__Questions to answer__.
1. According to the arch_cpu_idle() patch description, what does the generic code do first after calling arch_cpu_idle()?
2. Return the arch_cpu_idle() patch description from "Current arch_cpu_idle() is" to "pointless 'enable-disable' dance.", copied character for character.
3. Supply the next part of the arch_cpu_idle() patch description, continuing after its final line.

__Text block__.

-- -- --

Current arch_cpu_idle() is called with IRQs disabled, but will return
with IRQs enabled.
However, the very first thing the generic code does after calling
arch_cpu_idle() is raw_local_irq_disable(). This means that
architectures that can idle with IRQs disabled end up doing a
pointless 'enable-disable' dance.
Therefore, push this IRQ disabling into the idle function, meaning
that those architectures can avoid the pointless IRQ state flipping.
Signed-off-by: Peter Zijlstra (Intel) <[email protected]>
---
arch/alpha/kernel/process.c | 1 -
arch/arc/kernel/process.c | 3 +++
arch/arm/kernel/process.c | 1 -
arch/arm/mach-gemini/board-dt.c | 3 ++-
arch/arm64/kernel/idle.c | 1 -
arch/csky/kernel/process.c | 1 -
arch/csky/kernel/smp.c | 2 +-
arch/h8300/kernel/process.c | 1 +
arch/hexagon/kernel/process.c | 1 -
arch/ia64/kernel/process.c | 1 +
arch/microblaze/kernel/process.c | 1 -
arch/mips/kernel/idle.c | 8 +++-----
arch/nios2/kernel/process.c | 1 -
arch/openrisc/kernel/process.c | 1 +
arch/parisc/kernel/process.c | 2 --
arch/powerpc/kernel/idle.c | 5 ++---
arch/riscv/kernel/process.c | 1 -
arch/s390/kernel/idle.c | 1 -
arch/sh/kernel/idle.c | 1 +
arch/sparc/kernel/leon_pmc.c | 4 ++++
arch/sparc/kernel/process_32.c | 1 -
arch/sparc/kernel/process_64.c | 3 ++-
arch/um/kernel/process.c | 1 -
arch/x86/coco/tdx/tdx.c | 3 +++
arch/x86/kernel/process.c | 14 ++++----------
arch/xtensa/kernel/process.c | 1 +
kernel/sched/idle.c | 2 --
27 files changed, 29 insertions(+), 36 deletions(-)

-- -- --

__Given data__.

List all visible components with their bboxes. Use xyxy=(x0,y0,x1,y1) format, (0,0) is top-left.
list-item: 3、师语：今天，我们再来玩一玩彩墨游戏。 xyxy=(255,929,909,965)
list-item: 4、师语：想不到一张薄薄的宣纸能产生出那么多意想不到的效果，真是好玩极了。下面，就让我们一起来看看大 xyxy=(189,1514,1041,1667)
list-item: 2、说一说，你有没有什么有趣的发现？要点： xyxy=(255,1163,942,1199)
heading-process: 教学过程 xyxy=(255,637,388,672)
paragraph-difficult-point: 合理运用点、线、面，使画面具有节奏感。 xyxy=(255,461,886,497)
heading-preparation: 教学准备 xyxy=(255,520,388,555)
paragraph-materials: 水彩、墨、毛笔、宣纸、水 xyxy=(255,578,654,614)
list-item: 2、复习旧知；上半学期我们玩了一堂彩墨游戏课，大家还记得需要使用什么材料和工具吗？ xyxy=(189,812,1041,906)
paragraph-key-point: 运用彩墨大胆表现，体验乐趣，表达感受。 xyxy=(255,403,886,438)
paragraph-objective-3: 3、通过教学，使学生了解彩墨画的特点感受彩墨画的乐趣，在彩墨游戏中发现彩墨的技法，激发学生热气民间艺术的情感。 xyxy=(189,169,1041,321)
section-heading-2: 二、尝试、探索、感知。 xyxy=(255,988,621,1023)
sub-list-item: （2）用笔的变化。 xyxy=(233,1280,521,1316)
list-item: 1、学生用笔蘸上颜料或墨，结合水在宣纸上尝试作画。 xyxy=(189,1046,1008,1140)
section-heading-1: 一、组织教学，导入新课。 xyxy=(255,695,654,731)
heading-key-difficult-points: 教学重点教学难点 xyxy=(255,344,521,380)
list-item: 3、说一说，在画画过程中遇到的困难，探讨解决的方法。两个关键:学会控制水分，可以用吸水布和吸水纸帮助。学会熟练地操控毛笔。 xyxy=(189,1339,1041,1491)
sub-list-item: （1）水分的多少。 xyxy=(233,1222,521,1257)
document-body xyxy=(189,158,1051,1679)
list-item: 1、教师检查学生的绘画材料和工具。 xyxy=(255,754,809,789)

-- -- --

__Answers for the exercise__.
1. It calls raw_local_irq_disable().

2.
Current arch_cpu_idle() is called with IRQs disabled, but will return
with IRQs enabled.
However, the very first thing the generic code does after calling
arch_cpu_idle() is raw_local_irq_disable(). This means that
architectures that can idle with IRQs disabled end up doing a
pointless 'enable-disable' dance.

3.
--- a/arch/alpha/kernel/process.c
+++ b/arch/alpha/kernel/process.c
@@ -57,7 +57,6 @@ EXPORT_SYMBOL(pm_power_off);
void arch_cpu_idle(void)
{
wtint(0);
- raw_local_irq_enable();
}
void arch_cpu_idle_dead(void)
--- a/arch/arc/kernel/process.c
+++ b/arch/arc/kernel/process.c
@@ -114,6 +114,8 @@ void arch_cpu_idle(void)
"sleep %0 \n"
:
:"I"(arg)); /* can't be "r" has to be embedded const */
+
+ raw_local_irq_disable();
}
#else /* ARC700 */
@@ -122,6 +124,7 @@ void arch_cpu_idle(void)
{
/* sleep, but enable both set E1/E2 (levels of interrupts) before committing */
__asm__ __volatile__("sleep 0x3 \n");
+ raw_local_irq_disable();
}
#endif
--- a/arch/arm/kernel/process.c
+++ b/arch/arm/kernel/process.c
@@ -78,7 +78,6 @@ void arch_cpu_idle(void)
arm_pm_idle();
else
cpu_do_idle();
- raw_local_irq_enable();
}
void arch_cpu_idle_prepare(void)
--- a/arch/arm/mach-gemini/board-dt.c
+++ b/arch/arm/mach-gemini/board-dt.c
@@ -42,8 +42,9 @@ static void gemini_idle(void)
*/
/* FIXME: Enabling interrupts here is racy! */
- local_irq_enable();
+ raw_local_irq_enable();
cpu_do_idle();
+ raw_local_irq_disable();
}
static void __init gemini_init_machine(void)
--- a/arch/arm64/kernel/idle.c
+++ b/arch/arm64/kernel/idle.c
@@ -42,5 +42,4 @@ void noinstr arch_cpu_idle(void)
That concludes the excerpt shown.